(Extracted data entries)
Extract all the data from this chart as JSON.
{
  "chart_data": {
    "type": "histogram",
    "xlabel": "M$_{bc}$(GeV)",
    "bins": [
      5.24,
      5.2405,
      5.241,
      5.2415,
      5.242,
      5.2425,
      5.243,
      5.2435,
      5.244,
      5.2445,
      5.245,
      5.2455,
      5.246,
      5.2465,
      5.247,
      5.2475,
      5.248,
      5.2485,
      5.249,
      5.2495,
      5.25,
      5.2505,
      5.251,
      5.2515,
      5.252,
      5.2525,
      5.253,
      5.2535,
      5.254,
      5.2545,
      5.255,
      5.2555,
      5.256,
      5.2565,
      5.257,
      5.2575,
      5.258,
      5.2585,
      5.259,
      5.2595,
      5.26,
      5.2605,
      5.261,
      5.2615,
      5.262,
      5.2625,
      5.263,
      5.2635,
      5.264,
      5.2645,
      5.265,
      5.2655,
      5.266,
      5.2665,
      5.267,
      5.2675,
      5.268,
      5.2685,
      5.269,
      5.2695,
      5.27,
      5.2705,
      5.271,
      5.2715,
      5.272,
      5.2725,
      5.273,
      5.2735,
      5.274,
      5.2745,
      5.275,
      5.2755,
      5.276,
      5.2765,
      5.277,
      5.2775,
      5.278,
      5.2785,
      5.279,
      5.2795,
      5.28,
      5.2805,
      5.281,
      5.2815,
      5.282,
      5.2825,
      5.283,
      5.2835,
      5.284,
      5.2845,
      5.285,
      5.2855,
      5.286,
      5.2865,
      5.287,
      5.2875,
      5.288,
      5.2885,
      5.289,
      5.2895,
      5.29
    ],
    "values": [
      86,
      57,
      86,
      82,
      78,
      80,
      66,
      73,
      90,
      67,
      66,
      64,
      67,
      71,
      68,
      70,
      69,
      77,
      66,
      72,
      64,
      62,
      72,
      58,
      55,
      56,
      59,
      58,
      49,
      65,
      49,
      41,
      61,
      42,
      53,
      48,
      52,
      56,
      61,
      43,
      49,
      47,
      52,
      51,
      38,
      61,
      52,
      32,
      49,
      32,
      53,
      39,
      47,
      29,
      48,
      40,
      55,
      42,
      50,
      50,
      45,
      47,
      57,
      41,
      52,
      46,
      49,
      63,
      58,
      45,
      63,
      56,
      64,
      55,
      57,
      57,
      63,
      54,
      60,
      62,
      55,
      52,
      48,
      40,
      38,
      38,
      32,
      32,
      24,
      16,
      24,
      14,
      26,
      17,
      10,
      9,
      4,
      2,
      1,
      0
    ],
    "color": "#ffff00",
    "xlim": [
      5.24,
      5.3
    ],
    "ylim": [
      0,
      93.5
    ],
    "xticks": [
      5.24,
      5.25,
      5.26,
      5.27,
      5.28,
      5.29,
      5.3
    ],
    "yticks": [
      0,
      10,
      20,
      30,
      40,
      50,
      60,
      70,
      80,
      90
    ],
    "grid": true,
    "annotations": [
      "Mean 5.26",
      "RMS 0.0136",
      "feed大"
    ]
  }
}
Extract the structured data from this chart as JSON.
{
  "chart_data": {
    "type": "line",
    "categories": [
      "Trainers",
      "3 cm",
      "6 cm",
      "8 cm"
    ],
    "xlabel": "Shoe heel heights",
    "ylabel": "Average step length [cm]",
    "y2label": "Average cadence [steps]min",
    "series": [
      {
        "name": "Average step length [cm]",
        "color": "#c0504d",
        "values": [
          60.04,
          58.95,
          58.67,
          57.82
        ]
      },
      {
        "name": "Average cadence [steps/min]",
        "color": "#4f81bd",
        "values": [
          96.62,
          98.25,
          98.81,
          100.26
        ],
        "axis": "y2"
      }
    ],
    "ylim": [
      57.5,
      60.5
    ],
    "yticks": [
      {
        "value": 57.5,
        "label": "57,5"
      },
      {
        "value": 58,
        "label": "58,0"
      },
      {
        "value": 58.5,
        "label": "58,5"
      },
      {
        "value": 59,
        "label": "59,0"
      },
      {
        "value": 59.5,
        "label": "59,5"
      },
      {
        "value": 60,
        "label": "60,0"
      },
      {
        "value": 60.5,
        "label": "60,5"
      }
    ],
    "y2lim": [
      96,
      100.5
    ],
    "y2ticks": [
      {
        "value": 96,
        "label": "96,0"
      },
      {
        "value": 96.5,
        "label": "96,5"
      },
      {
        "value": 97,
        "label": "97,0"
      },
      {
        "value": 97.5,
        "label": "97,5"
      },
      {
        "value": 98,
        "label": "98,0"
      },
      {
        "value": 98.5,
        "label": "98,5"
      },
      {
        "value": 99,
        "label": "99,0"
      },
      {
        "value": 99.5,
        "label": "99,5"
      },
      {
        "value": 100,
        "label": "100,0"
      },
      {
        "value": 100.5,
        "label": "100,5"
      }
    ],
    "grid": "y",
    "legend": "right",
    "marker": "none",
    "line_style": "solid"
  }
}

**Written exercise:**
Gather all lines with the string "Average" from the data.

**Answer to this exercise:**
    "ylabel": "Average step length [cm]",
    "y2label": "Average cadence [steps]min",
        "name": "Average step length [cm]",
        "name": "Average cadence [steps/min]",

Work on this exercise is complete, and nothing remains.